#### Records provided
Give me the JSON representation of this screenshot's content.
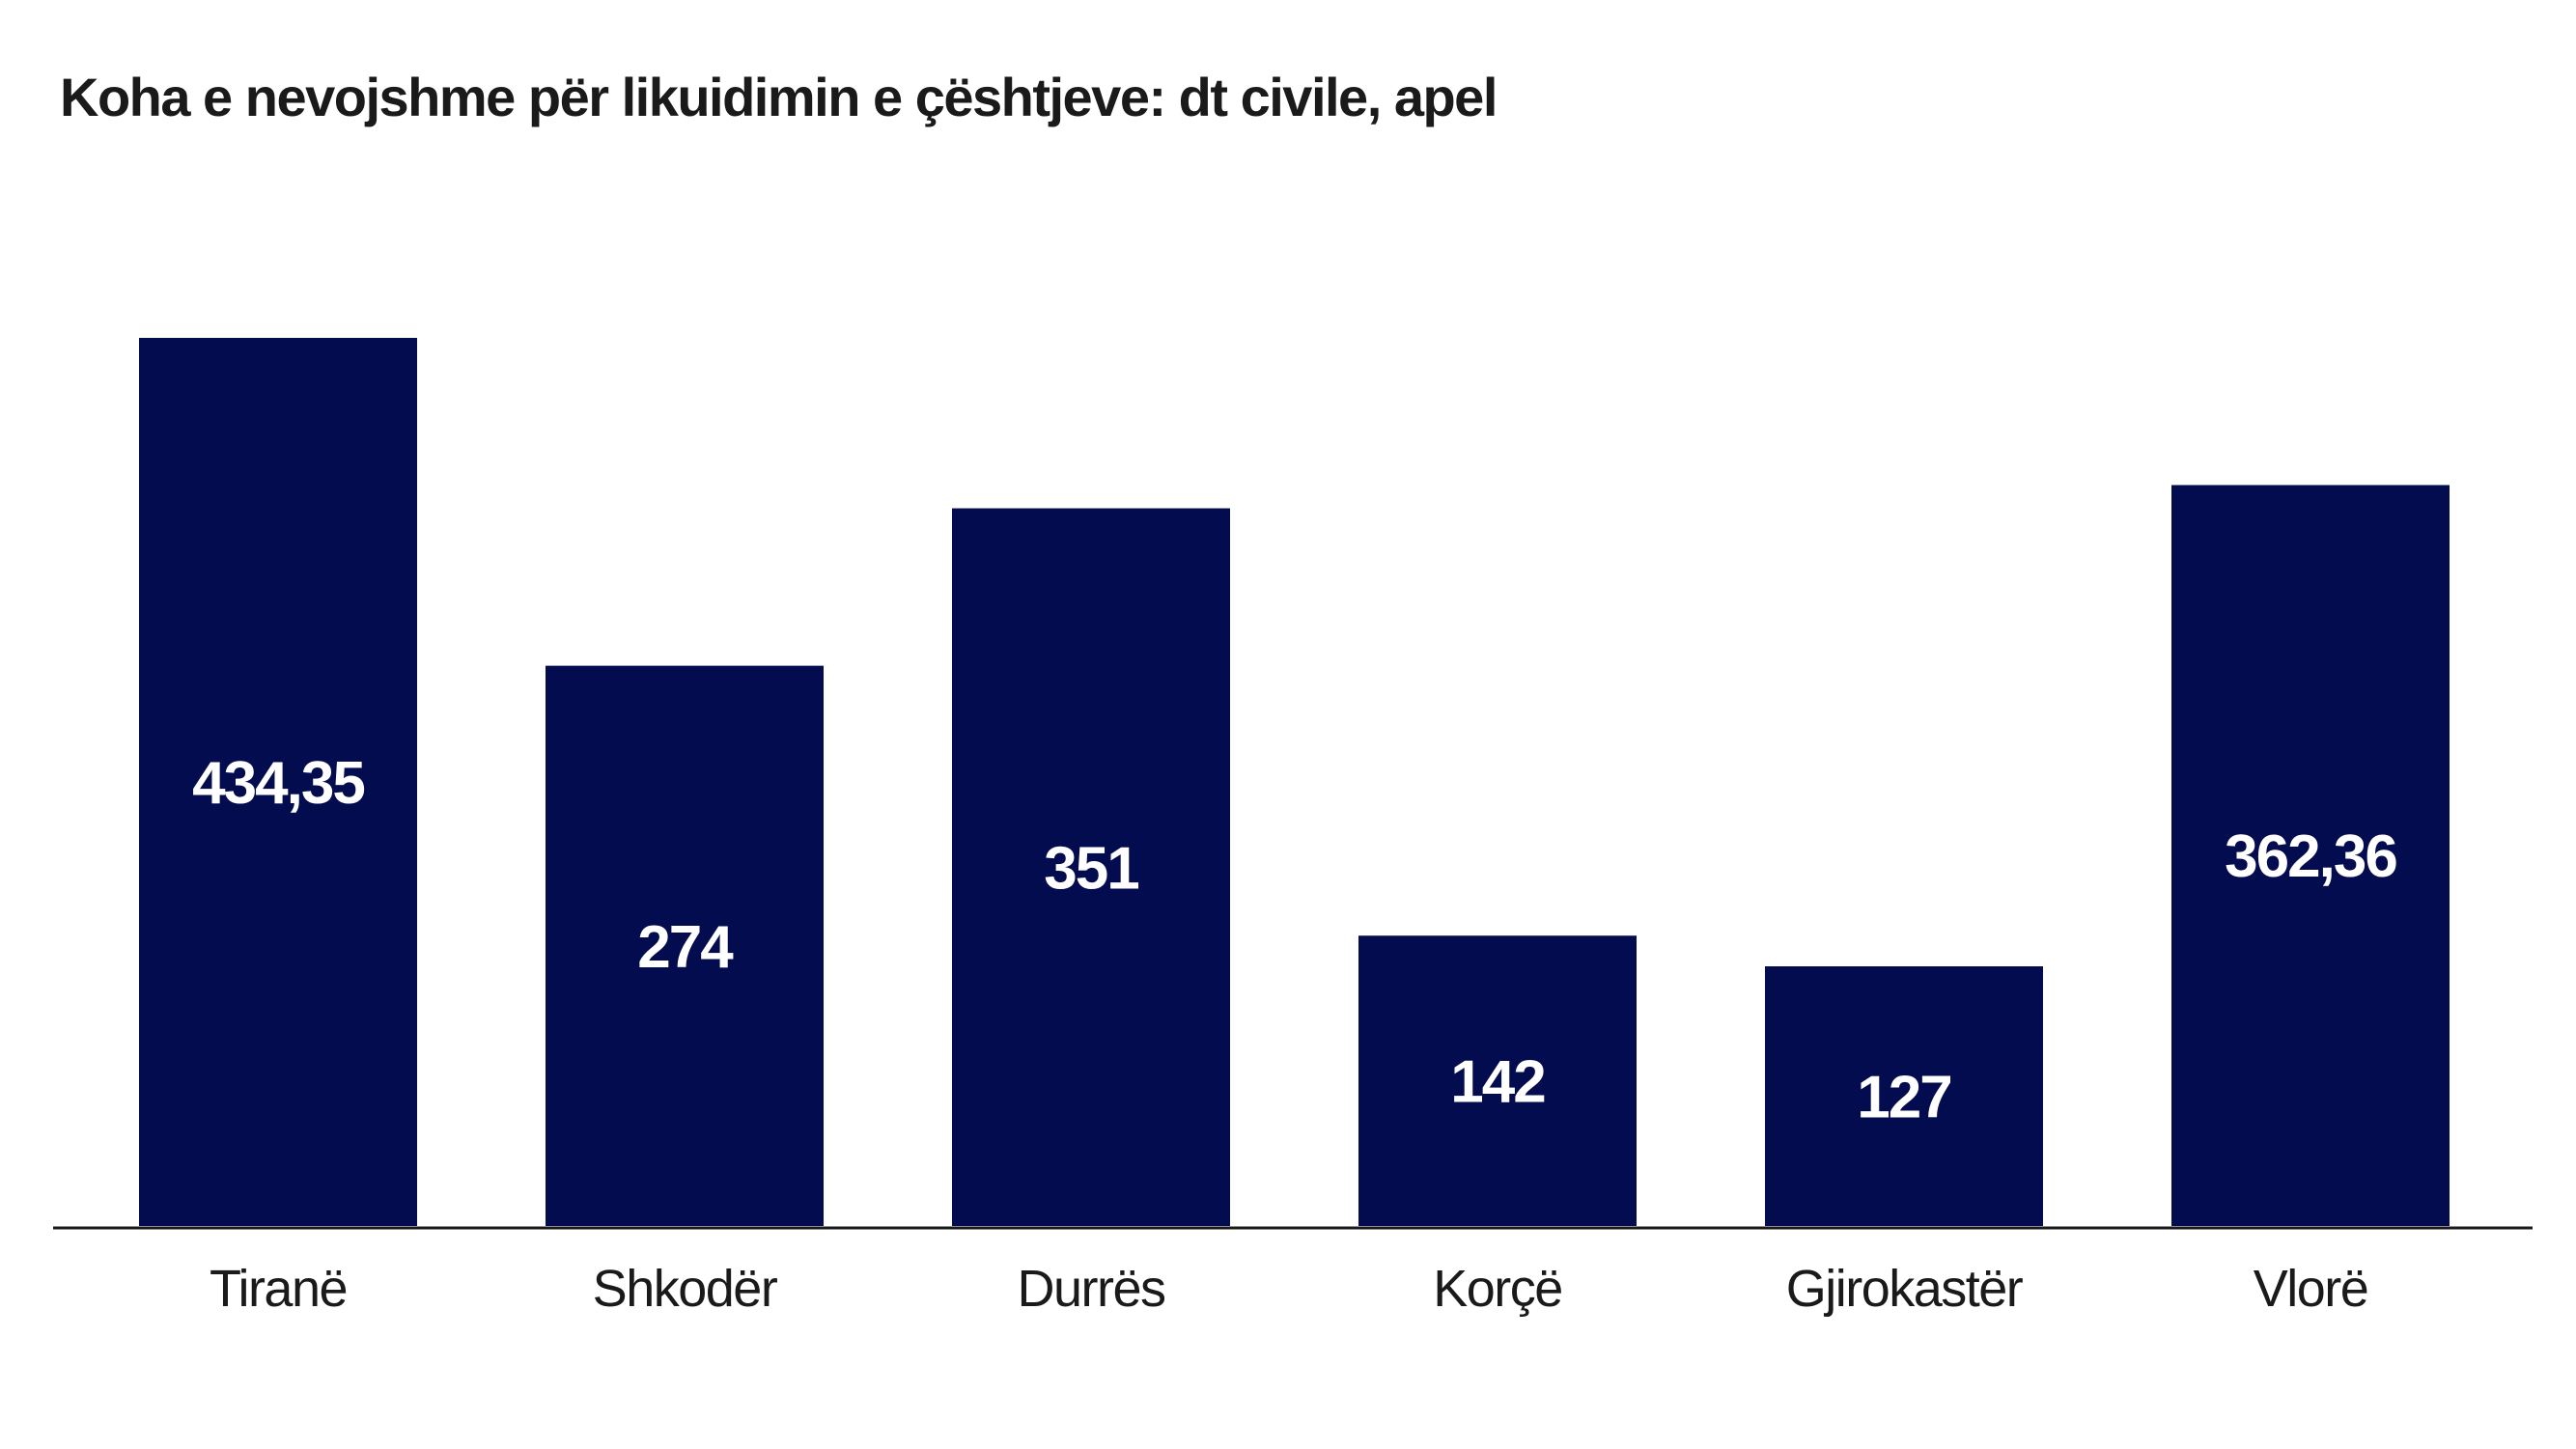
{
  "chart_data": {
    "type": "bar",
    "title": "Koha e nevojshme për likuidimin e çështjeve: dt civile, apel",
    "xlabel": "",
    "ylabel": "",
    "categories": [
      "Tiranë",
      "Shkodër",
      "Durrës",
      "Korçë",
      "Gjirokastër",
      "Vlorë"
    ],
    "values": [
      434.35,
      274,
      351,
      142,
      127,
      362.36
    ],
    "value_labels": [
      "434,35",
      "274",
      "351",
      "142",
      "127",
      "362,36"
    ],
    "ylim": [
      0,
      434.35
    ],
    "grid": false,
    "legend": "none",
    "colors": {
      "bar": "#020c4e",
      "axis": "#1a1a1a",
      "bar_label": "#ffffff",
      "text": "#1a1a1a"
    }
  }
}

#### Problem to solve
Without including any pictures, output all the entries above exactly.

#### Completed exercise
Give me the JSON representation of this screenshot's content.
{
  "chart_data": {
    "type": "bar",
    "title": "Koha e nevojshme për likuidimin e çështjeve: dt civile, apel",
    "xlabel": "",
    "ylabel": "",
    "categories": [
      "Tiranë",
      "Shkodër",
      "Durrës",
      "Korçë",
      "Gjirokastër",
      "Vlorë"
    ],
    "values": [
      434.35,
      274,
      351,
      142,
      127,
      362.36
    ],
    "value_labels": [
      "434,35",
      "274",
      "351",
      "142",
      "127",
      "362,36"
    ],
    "ylim": [
      0,
      434.35
    ],
    "grid": false,
    "legend": "none",
    "colors": {
      "bar": "#020c4e",
      "axis": "#1a1a1a",
      "bar_label": "#ffffff",
      "text": "#1a1a1a"
    }
  }
}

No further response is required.